— Текст для разбора —
------------------------------

Как?! Дали, чьи картины так часто даже в названиях оперируют понятием распада («Разложение памяти», и т. д., и т. п.), алчет цельности? Дали, жонглирующий полным ассортиментом цирка шапито, анотомического атласа, кабинета с наглядными пособиями по атомной физике, ищет человека? Работает под современного Диогена? Свежо предание…
А собственно, почему бы не поверить Дали? Он мастер эпатажа? Но ведь он мастер кисти в той же, если не большей, степени. Он обладает препараторскими замашками? Но препарирование является частным случаем анализа, а тот, в свою очередь, — подступом к синтезу!
Под маской своей живописи Дали представляется мне теоретиком, у которого одна цель: постичь природу искусства, найти философский камень творчества. Право, великая мечта! Такая же, как «великая мечта» Шкловского «собрать текст» по тому же самому принципу, по которому он «разбирается»[40].
Дали окружен событийными парадоксами, потому что парадокс — основная единица его мышления, прежде всего художественного — но не только. Парадокс — это двойничество мысли (мысль как бы неверна, но одновременно и верна), а Дали, если вдуматься в его натуру, проникнуть в святая святых его замыслов, — олицетворенное раздвоение личности, накладывающее яркий отпечаток на такие его полотна, как «Невольничий рынок» или «Галлюцинирующий тореадор». Это ведь не что иное, как живописные парадоксы!

------------------------------

— Перечень записей —
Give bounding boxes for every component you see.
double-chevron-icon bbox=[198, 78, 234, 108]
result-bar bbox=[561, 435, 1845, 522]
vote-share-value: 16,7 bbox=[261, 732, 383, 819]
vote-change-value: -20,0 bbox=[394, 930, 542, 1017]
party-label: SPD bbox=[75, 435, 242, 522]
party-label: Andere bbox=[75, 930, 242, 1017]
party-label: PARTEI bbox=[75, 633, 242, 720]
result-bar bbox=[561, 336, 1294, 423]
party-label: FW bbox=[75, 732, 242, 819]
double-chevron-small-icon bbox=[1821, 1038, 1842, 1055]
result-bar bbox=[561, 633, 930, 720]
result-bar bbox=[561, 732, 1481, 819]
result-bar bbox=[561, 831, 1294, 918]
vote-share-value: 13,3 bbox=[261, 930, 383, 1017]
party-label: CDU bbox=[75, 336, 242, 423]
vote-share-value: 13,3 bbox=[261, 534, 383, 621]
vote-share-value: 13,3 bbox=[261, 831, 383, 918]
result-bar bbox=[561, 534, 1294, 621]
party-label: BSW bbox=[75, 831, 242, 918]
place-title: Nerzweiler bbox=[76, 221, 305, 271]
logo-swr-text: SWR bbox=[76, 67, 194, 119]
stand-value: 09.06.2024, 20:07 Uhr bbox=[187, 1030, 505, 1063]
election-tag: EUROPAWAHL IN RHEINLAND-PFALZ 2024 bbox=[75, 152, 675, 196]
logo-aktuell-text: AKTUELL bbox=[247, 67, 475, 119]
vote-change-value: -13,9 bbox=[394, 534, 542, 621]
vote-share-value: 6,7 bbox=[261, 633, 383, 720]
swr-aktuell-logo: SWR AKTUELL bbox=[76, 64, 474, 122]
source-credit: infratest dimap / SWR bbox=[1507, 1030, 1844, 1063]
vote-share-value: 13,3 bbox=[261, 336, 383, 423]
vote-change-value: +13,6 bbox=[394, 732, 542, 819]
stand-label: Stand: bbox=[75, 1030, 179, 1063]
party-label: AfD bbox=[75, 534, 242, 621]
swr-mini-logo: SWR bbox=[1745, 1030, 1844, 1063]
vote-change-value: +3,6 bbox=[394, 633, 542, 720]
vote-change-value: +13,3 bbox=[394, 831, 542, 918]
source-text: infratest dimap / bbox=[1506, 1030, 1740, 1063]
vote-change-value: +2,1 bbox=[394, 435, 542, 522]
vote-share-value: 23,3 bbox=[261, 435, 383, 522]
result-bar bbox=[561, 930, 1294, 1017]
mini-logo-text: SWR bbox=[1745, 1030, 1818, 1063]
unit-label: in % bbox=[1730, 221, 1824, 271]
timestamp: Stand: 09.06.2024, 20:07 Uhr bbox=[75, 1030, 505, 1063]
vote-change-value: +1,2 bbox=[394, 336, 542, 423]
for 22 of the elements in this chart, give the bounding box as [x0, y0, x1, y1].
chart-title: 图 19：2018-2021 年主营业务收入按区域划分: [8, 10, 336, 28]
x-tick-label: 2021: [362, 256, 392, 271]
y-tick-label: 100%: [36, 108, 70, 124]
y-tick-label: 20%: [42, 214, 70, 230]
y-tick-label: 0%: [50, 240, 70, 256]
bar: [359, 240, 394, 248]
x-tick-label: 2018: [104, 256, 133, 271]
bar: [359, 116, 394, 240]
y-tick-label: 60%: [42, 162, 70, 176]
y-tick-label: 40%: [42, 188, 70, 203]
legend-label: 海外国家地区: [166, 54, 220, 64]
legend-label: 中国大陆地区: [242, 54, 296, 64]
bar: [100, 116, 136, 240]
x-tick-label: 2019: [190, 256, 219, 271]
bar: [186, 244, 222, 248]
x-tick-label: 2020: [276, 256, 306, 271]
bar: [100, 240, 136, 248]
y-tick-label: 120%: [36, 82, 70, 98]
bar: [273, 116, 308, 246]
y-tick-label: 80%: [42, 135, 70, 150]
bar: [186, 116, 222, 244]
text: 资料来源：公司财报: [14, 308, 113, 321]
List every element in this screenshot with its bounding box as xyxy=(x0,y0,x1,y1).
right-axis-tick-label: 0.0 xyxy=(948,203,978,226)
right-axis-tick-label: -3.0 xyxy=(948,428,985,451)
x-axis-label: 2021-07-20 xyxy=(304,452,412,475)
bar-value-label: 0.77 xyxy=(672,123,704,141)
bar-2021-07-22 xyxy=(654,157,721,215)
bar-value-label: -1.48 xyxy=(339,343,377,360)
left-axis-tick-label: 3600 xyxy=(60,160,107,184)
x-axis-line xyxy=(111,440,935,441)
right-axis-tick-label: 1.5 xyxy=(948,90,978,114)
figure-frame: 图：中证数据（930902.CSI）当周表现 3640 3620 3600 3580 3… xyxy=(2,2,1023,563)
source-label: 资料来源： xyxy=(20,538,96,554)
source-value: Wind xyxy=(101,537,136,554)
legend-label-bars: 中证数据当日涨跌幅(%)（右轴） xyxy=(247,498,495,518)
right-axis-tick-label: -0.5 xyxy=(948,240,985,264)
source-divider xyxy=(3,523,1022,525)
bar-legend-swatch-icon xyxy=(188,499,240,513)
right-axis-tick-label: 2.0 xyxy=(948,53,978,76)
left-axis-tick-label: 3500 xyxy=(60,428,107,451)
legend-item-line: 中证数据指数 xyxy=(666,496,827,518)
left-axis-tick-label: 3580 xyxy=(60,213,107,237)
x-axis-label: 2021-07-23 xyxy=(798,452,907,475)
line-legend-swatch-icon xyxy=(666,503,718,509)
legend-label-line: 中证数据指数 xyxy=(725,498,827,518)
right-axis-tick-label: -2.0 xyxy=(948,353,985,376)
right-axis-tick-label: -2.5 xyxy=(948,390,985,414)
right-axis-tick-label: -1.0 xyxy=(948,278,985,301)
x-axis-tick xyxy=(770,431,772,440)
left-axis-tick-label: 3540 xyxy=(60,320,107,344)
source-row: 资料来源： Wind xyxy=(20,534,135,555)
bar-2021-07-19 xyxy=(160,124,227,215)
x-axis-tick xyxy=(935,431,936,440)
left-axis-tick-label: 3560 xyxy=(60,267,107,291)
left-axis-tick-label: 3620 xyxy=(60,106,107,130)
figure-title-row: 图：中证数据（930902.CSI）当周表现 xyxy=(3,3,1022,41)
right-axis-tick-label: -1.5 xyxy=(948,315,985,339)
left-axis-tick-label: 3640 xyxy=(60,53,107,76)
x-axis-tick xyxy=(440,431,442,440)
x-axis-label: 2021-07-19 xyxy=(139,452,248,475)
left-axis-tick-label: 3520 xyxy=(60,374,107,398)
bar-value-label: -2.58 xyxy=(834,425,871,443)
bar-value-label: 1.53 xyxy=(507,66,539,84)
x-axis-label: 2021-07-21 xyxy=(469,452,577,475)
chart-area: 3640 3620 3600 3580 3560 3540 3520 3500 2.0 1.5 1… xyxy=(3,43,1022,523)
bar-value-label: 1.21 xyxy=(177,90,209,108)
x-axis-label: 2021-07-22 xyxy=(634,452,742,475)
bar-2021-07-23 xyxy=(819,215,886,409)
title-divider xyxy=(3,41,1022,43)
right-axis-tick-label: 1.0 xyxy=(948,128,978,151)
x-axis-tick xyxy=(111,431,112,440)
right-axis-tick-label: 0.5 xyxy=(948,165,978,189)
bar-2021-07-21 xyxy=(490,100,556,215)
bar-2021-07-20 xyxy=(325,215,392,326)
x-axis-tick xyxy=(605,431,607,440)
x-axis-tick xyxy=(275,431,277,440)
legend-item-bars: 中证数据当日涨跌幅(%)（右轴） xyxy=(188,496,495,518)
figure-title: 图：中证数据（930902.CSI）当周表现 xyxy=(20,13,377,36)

------------------------------

— Что требуется —
Пожалуйста, выпишите из текста о Дали все названия его картин, которые там упомянуты.

— Ответ на задание —
«Разложение памяти», «Невольничий рынок», «Галлюцинирующий тореадор»